## Source data
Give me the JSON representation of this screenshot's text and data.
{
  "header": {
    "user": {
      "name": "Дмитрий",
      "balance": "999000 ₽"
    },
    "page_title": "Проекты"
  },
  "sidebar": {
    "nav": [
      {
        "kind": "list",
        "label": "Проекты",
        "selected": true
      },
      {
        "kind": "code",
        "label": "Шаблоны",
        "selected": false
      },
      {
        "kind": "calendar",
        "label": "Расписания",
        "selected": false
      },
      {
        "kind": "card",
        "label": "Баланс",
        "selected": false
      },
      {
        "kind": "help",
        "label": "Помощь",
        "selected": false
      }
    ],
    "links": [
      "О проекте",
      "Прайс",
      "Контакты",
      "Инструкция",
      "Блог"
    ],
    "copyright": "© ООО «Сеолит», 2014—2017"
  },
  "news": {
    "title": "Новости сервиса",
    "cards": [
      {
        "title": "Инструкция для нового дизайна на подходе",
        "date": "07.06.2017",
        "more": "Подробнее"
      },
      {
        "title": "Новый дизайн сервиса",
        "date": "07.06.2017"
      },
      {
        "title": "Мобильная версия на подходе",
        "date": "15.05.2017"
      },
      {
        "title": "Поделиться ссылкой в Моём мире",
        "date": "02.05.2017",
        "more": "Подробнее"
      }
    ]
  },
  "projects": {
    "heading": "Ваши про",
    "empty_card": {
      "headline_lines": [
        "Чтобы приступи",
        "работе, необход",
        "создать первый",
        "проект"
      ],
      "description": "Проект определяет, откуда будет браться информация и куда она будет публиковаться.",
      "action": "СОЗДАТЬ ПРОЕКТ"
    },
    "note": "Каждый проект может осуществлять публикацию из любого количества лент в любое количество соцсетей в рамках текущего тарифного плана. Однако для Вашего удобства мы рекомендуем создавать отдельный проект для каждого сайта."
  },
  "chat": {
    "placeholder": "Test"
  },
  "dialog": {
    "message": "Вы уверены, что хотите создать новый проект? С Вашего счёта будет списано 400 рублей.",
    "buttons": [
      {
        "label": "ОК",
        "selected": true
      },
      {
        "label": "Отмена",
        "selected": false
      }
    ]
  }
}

## WHAT YOU HAVE TO DO
Copy out all of the records above with nothing altered.

## ANSWER BELOW
Give me the JSON representation of this screenshot's text and data.
{
  "header": {
    "user": {
      "name": "Дмитрий",
      "balance": "999000 ₽"
    },
    "page_title": "Проекты"
  },
  "sidebar": {
    "nav": [
      {
        "kind": "list",
        "label": "Проекты",
        "selected": true
      },
      {
        "kind": "code",
        "label": "Шаблоны",
        "selected": false
      },
      {
        "kind": "calendar",
        "label": "Расписания",
        "selected": false
      },
      {
        "kind": "card",
        "label": "Баланс",
        "selected": false
      },
      {
        "kind": "help",
        "label": "Помощь",
        "selected": false
      }
    ],
    "links": [
      "О проекте",
      "Прайс",
      "Контакты",
      "Инструкция",
      "Блог"
    ],
    "copyright": "© ООО «Сеолит», 2014—2017"
  },
  "news": {
    "title": "Новости сервиса",
    "cards": [
      {
        "title": "Инструкция для нового дизайна на подходе",
        "date": "07.06.2017",
        "more": "Подробнее"
      },
      {
        "title": "Новый дизайн сервиса",
        "date": "07.06.2017"
      },
      {
        "title": "Мобильная версия на подходе",
        "date": "15.05.2017"
      },
      {
        "title": "Поделиться ссылкой в Моём мире",
        "date": "02.05.2017",
        "more": "Подробнее"
      }
    ]
  },
  "projects": {
    "heading": "Ваши про",
    "empty_card": {
      "headline_lines": [
        "Чтобы приступи",
        "работе, необход",
        "создать первый",
        "проект"
      ],
      "description": "Проект определяет, откуда будет браться информация и куда она будет публиковаться.",
      "action": "СОЗДАТЬ ПРОЕКТ"
    },
    "note": "Каждый проект может осуществлять публикацию из любого количества лент в любое количество соцсетей в рамках текущего тарифного плана. Однако для Вашего удобства мы рекомендуем создавать отдельный проект для каждого сайта."
  },
  "chat": {
    "placeholder": "Test"
  },
  "dialog": {
    "message": "Вы уверены, что хотите создать новый проект? С Вашего счёта будет списано 400 рублей.",
    "buttons": [
      {
        "label": "ОК",
        "selected": true
      },
      {
        "label": "Отмена",
        "selected": false
      }
    ]
  }
}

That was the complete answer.